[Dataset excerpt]
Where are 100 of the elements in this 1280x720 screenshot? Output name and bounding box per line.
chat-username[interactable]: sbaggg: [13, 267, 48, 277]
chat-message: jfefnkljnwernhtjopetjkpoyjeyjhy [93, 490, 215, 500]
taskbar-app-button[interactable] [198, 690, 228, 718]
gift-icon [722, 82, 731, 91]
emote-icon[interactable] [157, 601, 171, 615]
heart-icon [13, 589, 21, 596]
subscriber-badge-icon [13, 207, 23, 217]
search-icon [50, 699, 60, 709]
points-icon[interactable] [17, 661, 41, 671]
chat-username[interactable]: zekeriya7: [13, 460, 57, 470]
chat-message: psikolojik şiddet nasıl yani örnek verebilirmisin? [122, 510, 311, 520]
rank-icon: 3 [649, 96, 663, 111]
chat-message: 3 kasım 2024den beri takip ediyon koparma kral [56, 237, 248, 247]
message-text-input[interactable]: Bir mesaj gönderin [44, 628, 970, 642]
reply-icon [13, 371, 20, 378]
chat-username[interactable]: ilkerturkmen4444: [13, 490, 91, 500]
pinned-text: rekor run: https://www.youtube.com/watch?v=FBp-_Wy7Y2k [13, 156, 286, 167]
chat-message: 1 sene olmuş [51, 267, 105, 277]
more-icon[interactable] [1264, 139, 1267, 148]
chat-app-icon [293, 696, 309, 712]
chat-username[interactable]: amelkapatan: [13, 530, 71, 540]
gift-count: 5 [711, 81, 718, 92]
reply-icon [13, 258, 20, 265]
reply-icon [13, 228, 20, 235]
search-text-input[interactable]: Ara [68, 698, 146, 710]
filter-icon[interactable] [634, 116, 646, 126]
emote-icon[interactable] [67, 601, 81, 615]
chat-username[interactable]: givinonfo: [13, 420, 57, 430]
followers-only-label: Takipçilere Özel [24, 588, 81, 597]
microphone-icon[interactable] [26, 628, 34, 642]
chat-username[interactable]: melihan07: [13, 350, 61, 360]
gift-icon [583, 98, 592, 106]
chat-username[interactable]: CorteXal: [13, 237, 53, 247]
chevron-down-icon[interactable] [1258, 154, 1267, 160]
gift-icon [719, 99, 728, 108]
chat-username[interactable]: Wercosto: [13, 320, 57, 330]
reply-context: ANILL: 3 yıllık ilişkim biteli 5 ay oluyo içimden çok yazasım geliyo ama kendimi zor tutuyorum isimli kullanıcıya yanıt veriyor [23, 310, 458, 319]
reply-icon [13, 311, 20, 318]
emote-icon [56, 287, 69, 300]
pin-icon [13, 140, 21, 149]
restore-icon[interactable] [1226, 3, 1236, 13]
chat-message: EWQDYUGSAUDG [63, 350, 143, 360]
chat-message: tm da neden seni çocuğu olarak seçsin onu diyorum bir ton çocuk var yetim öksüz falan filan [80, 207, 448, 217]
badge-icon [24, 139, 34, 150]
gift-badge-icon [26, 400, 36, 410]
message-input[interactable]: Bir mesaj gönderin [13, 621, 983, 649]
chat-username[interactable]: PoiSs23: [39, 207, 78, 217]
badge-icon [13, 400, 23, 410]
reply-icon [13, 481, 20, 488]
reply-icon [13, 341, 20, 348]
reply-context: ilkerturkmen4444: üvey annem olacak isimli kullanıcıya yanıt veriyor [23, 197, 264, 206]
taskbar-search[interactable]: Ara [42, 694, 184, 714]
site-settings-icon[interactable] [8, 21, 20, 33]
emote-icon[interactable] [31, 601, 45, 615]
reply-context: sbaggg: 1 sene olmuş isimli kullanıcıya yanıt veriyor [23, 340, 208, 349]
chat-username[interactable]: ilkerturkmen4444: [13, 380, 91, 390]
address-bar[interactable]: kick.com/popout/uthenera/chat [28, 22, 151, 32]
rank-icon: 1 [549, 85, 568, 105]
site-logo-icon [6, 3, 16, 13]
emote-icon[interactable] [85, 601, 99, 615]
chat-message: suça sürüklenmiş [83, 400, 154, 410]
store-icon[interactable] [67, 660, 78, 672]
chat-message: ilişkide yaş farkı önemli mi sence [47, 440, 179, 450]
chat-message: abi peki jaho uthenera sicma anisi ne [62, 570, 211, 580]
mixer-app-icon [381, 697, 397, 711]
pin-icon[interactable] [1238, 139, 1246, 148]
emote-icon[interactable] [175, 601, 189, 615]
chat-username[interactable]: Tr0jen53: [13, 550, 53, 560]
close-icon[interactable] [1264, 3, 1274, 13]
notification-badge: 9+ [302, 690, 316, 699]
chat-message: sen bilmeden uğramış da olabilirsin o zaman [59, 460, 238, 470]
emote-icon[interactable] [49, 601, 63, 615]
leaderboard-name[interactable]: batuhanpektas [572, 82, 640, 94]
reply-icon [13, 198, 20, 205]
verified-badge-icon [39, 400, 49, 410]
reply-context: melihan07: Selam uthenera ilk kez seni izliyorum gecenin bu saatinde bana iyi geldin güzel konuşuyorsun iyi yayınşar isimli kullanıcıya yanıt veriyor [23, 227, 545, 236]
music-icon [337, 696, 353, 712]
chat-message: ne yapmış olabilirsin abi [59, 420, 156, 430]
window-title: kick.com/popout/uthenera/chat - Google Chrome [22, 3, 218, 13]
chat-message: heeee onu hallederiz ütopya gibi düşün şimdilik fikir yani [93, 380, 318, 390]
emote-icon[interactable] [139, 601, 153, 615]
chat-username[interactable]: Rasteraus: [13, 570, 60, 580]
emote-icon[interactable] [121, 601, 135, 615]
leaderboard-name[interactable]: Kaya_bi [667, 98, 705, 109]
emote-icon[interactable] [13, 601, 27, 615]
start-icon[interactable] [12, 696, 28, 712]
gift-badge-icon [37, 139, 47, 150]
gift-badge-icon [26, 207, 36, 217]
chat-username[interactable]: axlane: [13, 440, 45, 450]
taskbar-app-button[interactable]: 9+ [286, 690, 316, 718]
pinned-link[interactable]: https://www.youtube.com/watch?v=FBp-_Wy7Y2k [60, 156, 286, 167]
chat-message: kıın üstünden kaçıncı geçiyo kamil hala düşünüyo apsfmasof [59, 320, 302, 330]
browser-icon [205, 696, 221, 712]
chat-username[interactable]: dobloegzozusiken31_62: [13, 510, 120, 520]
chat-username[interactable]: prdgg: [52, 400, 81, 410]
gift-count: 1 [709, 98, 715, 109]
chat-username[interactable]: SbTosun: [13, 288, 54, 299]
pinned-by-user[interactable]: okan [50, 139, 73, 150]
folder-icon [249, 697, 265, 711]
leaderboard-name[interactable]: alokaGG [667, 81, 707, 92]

• _WORK REQUIRED_:
Copy every line of the records above word for word, leaving nothing out and changing nothing.

• _ANSWER TO THE TASK_:
Where are 100 of the elements in this 1280x720 screenshot? Output name and bounding box per line.
chat-username[interactable]: sbaggg: [13, 267, 48, 277]
chat-message: jfefnkljnwernhtjopetjkpoyjeyjhy [93, 490, 215, 500]
taskbar-app-button[interactable] [198, 690, 228, 718]
gift-icon [722, 82, 731, 91]
emote-icon[interactable] [157, 601, 171, 615]
heart-icon [13, 589, 21, 596]
subscriber-badge-icon [13, 207, 23, 217]
search-icon [50, 699, 60, 709]
points-icon[interactable] [17, 661, 41, 671]
chat-username[interactable]: zekeriya7: [13, 460, 57, 470]
chat-message: psikolojik şiddet nasıl yani örnek verebilirmisin? [122, 510, 311, 520]
rank-icon: 3 [649, 96, 663, 111]
chat-message: 3 kasım 2024den beri takip ediyon koparma kral [56, 237, 248, 247]
message-text-input[interactable]: Bir mesaj gönderin [44, 628, 970, 642]
reply-icon [13, 371, 20, 378]
chat-username[interactable]: ilkerturkmen4444: [13, 490, 91, 500]
pinned-text: rekor run: https://www.youtube.com/watch?v=FBp-_Wy7Y2k [13, 156, 286, 167]
chat-message: 1 sene olmuş [51, 267, 105, 277]
more-icon[interactable] [1264, 139, 1267, 148]
chat-app-icon [293, 696, 309, 712]
chat-username[interactable]: amelkapatan: [13, 530, 71, 540]
gift-count: 5 [711, 81, 718, 92]
reply-icon [13, 258, 20, 265]
reply-icon [13, 228, 20, 235]
search-text-input[interactable]: Ara [68, 698, 146, 710]
filter-icon[interactable] [634, 116, 646, 126]
emote-icon[interactable] [67, 601, 81, 615]
chat-username[interactable]: givinonfo: [13, 420, 57, 430]
followers-only-label: Takipçilere Özel [24, 588, 81, 597]
microphone-icon[interactable] [26, 628, 34, 642]
chat-username[interactable]: melihan07: [13, 350, 61, 360]
gift-icon [583, 98, 592, 106]
chat-username[interactable]: CorteXal: [13, 237, 53, 247]
chevron-down-icon[interactable] [1258, 154, 1267, 160]
gift-icon [719, 99, 728, 108]
chat-username[interactable]: Wercosto: [13, 320, 57, 330]
reply-context: ANILL: 3 yıllık ilişkim biteli 5 ay oluyo içimden çok yazasım geliyo ama kendimi zor tutuyorum isimli kullanıcıya yanıt veriyor [23, 310, 458, 319]
reply-icon [13, 311, 20, 318]
emote-icon [56, 287, 69, 300]
pin-icon [13, 140, 21, 149]
restore-icon[interactable] [1226, 3, 1236, 13]
chat-message: EWQDYUGSAUDG [63, 350, 143, 360]
chat-message: tm da neden seni çocuğu olarak seçsin onu diyorum bir ton çocuk var yetim öksüz falan filan [80, 207, 448, 217]
badge-icon [24, 139, 34, 150]
gift-badge-icon [26, 400, 36, 410]
message-input[interactable]: Bir mesaj gönderin [13, 621, 983, 649]
chat-username[interactable]: PoiSs23: [39, 207, 78, 217]
badge-icon [13, 400, 23, 410]
reply-icon [13, 481, 20, 488]
reply-icon [13, 341, 20, 348]
reply-context: ilkerturkmen4444: üvey annem olacak isimli kullanıcıya yanıt veriyor [23, 197, 264, 206]
taskbar-search[interactable]: Ara [42, 694, 184, 714]
site-settings-icon[interactable] [8, 21, 20, 33]
emote-icon[interactable] [31, 601, 45, 615]
reply-context: sbaggg: 1 sene olmuş isimli kullanıcıya yanıt veriyor [23, 340, 208, 349]
chat-username[interactable]: ilkerturkmen4444: [13, 380, 91, 390]
address-bar[interactable]: kick.com/popout/uthenera/chat [28, 22, 151, 32]
rank-icon: 1 [549, 85, 568, 105]
site-logo-icon [6, 3, 16, 13]
emote-icon[interactable] [85, 601, 99, 615]
chat-message: suça sürüklenmiş [83, 400, 154, 410]
store-icon[interactable] [67, 660, 78, 672]
chat-message: ilişkide yaş farkı önemli mi sence [47, 440, 179, 450]
chat-message: abi peki jaho uthenera sicma anisi ne [62, 570, 211, 580]
mixer-app-icon [381, 697, 397, 711]
pin-icon[interactable] [1238, 139, 1246, 148]
emote-icon[interactable] [175, 601, 189, 615]
chat-username[interactable]: Tr0jen53: [13, 550, 53, 560]
close-icon[interactable] [1264, 3, 1274, 13]
notification-badge: 9+ [302, 690, 316, 699]
chat-message: sen bilmeden uğramış da olabilirsin o zaman [59, 460, 238, 470]
emote-icon[interactable] [49, 601, 63, 615]
leaderboard-name[interactable]: batuhanpektas [572, 82, 640, 94]
reply-icon [13, 198, 20, 205]
verified-badge-icon [39, 400, 49, 410]
reply-context: melihan07: Selam uthenera ilk kez seni izliyorum gecenin bu saatinde bana iyi geldin güzel konuşuyorsun iyi yayınşar isimli kullanıcıya yanıt veriyor [23, 227, 545, 236]
music-icon [337, 696, 353, 712]
chat-message: ne yapmış olabilirsin abi [59, 420, 156, 430]
window-title: kick.com/popout/uthenera/chat - Google Chrome [22, 3, 218, 13]
chat-message: heeee onu hallederiz ütopya gibi düşün şimdilik fikir yani [93, 380, 318, 390]
emote-icon[interactable] [139, 601, 153, 615]
chat-username[interactable]: Rasteraus: [13, 570, 60, 580]
emote-icon[interactable] [121, 601, 135, 615]
leaderboard-name[interactable]: Kaya_bi [667, 98, 705, 109]
emote-icon[interactable] [13, 601, 27, 615]
start-icon[interactable] [12, 696, 28, 712]
gift-badge-icon [37, 139, 47, 150]
gift-badge-icon [26, 207, 36, 217]
chat-username[interactable]: axlane: [13, 440, 45, 450]
taskbar-app-button[interactable]: 9+ [286, 690, 316, 718]
pinned-link[interactable]: https://www.youtube.com/watch?v=FBp-_Wy7Y2k [60, 156, 286, 167]
chat-message: kıın üstünden kaçıncı geçiyo kamil hala düşünüyo apsfmasof [59, 320, 302, 330]
browser-icon [205, 696, 221, 712]
chat-username[interactable]: dobloegzozusiken31_62: [13, 510, 120, 520]
chat-username[interactable]: prdgg: [52, 400, 81, 410]
gift-count: 1 [709, 98, 715, 109]
chat-username[interactable]: SbTosun: [13, 288, 54, 299]
pinned-by-user[interactable]: okan [50, 139, 73, 150]
folder-icon [249, 697, 265, 711]
leaderboard-name[interactable]: alokaGG [667, 81, 707, 92]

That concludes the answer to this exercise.